▸ What this task involves
Reproduce the portion of the text below about developing a game with an LLM that falls between "Output Size Constraints" and "the response short.", inclusive.

▸ Page extract
Content starts
No Domain Gate-keeping
You do not need to know your domain perfectly to start. You need foundations, but the LLM removes the “gate-keeping” of syntax and specific engine quirks. I let the LLM do the exploration for me, discovering choices and trade-offs in gamedev that I otherwise would have had to spend weeks researching.
All the chores done for me
The boring implementations—distribution for several operative systems, GitHub Actions pipelines, boilerplate test files were all handled for me. I could focus on the “fun” part of the game logic while the LLM did the literal heavy lifting of the initial setup.
The Bad
Context Size Limits
Oinakos ended up with 300+ Go source files and over 35,000 lines of code. It is impossible to feed the entire codebase into an LLM’s context. You have to learn to provide “pointers” and specific file subsets, or the model starts losing the thread of the architecture.
Output Size Constraints
After some months of work, I started seeing stalls in the responses. I suspect that because of the massive logs and complex outputs, the service triggered failsafes that cut the response short.
The log system was paramount for LLM-game communication.
Hard Problems are not Resolvable (Automatically)
I asked the LLM to speed up the simulation twofold by leveraging goroutines. It implemented a solution that looked plausible but was a total disaster. Because I had not explicitly audited shared resources, the code was riddled with race conditions. The LLM will not always warn you that a solution is dangerous, it will simply produce a plausible-looking failure.
Context/Project Rot
Without the full codebase in view, LLMs start making “greedy” choices: modifying parts of the code outside the current scope or breaking existing patterns. I had to enforce a rule: every change must be covered by a test. This slowed the “vibe,” but it was the only way to ensure the project didn’t collapse under its own weight.
The Graphics Feedback Gap
Adjusting a UI through text is like painting with your eyes closed. Descriptive prompts like “make this box shorter” aren’t enough when you can’t see the result. While the LLM tried to run a WebAssembly instance and use the Chrome inspector to “see” the UI, the process was painfully slow.
Content ends
Document layout analysis data:
Content starts
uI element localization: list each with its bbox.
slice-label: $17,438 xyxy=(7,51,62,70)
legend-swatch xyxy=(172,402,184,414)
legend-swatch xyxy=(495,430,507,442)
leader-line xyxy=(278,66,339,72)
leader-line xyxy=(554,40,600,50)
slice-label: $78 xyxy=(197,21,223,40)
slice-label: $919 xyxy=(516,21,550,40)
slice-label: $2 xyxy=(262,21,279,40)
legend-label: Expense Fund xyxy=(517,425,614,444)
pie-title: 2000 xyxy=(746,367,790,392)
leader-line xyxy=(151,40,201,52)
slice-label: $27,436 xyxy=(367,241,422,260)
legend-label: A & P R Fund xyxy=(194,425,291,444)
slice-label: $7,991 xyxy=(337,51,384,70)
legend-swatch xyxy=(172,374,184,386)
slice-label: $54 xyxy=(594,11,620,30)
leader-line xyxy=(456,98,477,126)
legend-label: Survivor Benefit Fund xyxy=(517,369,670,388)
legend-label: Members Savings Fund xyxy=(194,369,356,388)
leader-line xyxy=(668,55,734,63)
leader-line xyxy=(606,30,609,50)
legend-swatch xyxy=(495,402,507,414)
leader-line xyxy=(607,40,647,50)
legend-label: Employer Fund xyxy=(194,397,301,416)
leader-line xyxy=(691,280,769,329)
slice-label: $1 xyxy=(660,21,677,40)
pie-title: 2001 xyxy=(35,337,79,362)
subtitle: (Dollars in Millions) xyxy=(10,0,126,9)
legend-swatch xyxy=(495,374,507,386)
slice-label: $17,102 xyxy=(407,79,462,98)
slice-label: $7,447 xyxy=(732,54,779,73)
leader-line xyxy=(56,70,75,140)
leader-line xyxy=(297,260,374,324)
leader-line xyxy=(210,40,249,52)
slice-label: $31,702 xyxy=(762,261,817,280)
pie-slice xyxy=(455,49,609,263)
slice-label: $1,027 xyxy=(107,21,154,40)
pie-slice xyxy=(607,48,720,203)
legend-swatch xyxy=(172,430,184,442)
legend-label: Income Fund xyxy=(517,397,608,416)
Content ends
▸ Solution to the problem
Output Size Constraints
After some months of work, I started seeing stalls in the responses. I suspect that because of the massive logs and complex outputs, the service triggered failsafes that cut the response short.